START RECORDS FOR THIS EXERCISE

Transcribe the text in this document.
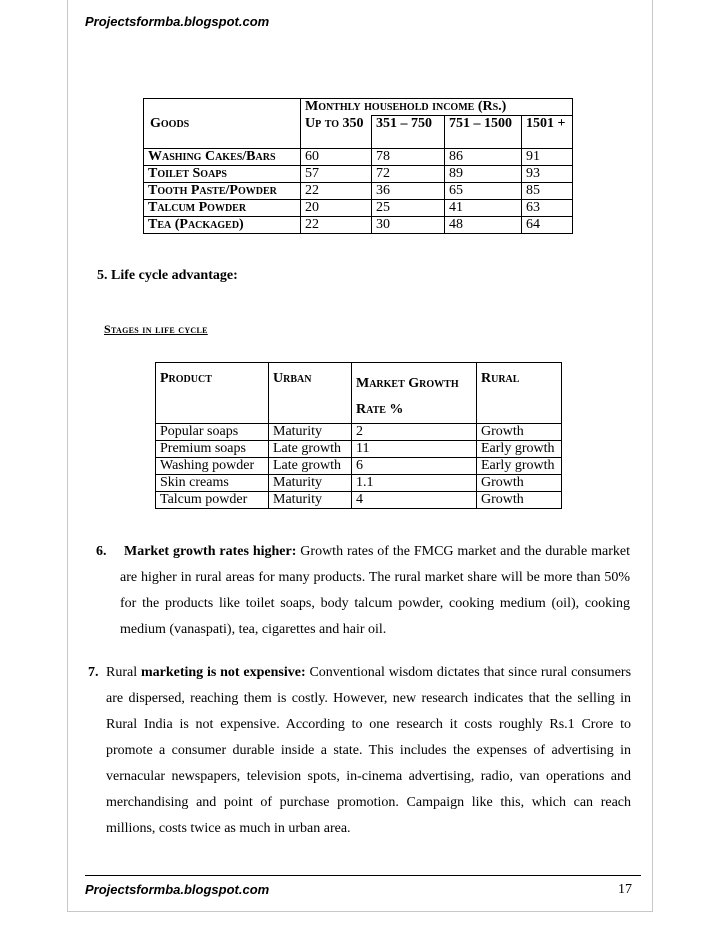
Projectsformba.blogspot.com
Goods	Monthly household income (Rs.)			
	Up to 350	351 – 750	751 – 1500	1501 +
Washing Cakes/Bars	60	78	86	91
Toilet Soaps	57	72	89	93
Tooth Paste/Powder	22	36	65	85
Talcum Powder	20	25	41	63
Tea (Packaged)	22	30	48	64
5. Life cycle advantage:
Stages in life cycle
Product	Urban	Market Growth Rate %	Rural
Popular soaps	Maturity	2	Growth
Premium soaps	Late growth	11	Early growth
Washing powder	Late growth	6	Early growth
Skin creams	Maturity	1.1	Growth
Talcum powder	Maturity	4	Growth
6.	Market growth rates higher: Growth rates of the FMCG market and the durable market are higher in rural areas for many products. The rural market share will be more than 50% for the products like toilet soaps, body talcum powder, cooking medium (oil), cooking medium (vanaspati), tea, cigarettes and hair oil.
7. Rural marketing is not expensive: Conventional wisdom dictates that since rural consumers are dispersed, reaching them is costly. However, new research indicates that the selling in Rural India is not expensive. According to one research it costs roughly Rs.1 Crore to promote a consumer durable inside a state. This includes the expenses of advertising in vernacular newspapers, television spots, in-cinema advertising, radio, van operations and merchandising and point of purchase promotion. Campaign like this, which can reach millions, costs twice as much in urban area.
Projectsformba.blogspot.com	17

END RECORDS FOR THIS EXERCISE

### AIM OF THE EXERCISE
Make an exact copy of every entry above, minus the images.

### CORRECT RESPONSE
Transcribe the text in this document.
Projectsformba.blogspot.com
Goods	Monthly household income (Rs.)			
	Up to 350	351 – 750	751 – 1500	1501 +
Washing Cakes/Bars	60	78	86	91
Toilet Soaps	57	72	89	93
Tooth Paste/Powder	22	36	65	85
Talcum Powder	20	25	41	63
Tea (Packaged)	22	30	48	64
5. Life cycle advantage:
Stages in life cycle
Product	Urban	Market Growth Rate %	Rural
Popular soaps	Maturity	2	Growth
Premium soaps	Late growth	11	Early growth
Washing powder	Late growth	6	Early growth
Skin creams	Maturity	1.1	Growth
Talcum powder	Maturity	4	Growth
6.	Market growth rates higher: Growth rates of the FMCG market and the durable market are higher in rural areas for many products. The rural market share will be more than 50% for the products like toilet soaps, body talcum powder, cooking medium (oil), cooking medium (vanaspati), tea, cigarettes and hair oil.
7. Rural marketing is not expensive: Conventional wisdom dictates that since rural consumers are dispersed, reaching them is costly. However, new research indicates that the selling in Rural India is not expensive. According to one research it costs roughly Rs.1 Crore to promote a consumer durable inside a state. This includes the expenses of advertising in vernacular newspapers, television spots, in-cinema advertising, radio, van operations and merchandising and point of purchase promotion. Campaign like this, which can reach millions, costs twice as much in urban area.
Projectsformba.blogspot.com	17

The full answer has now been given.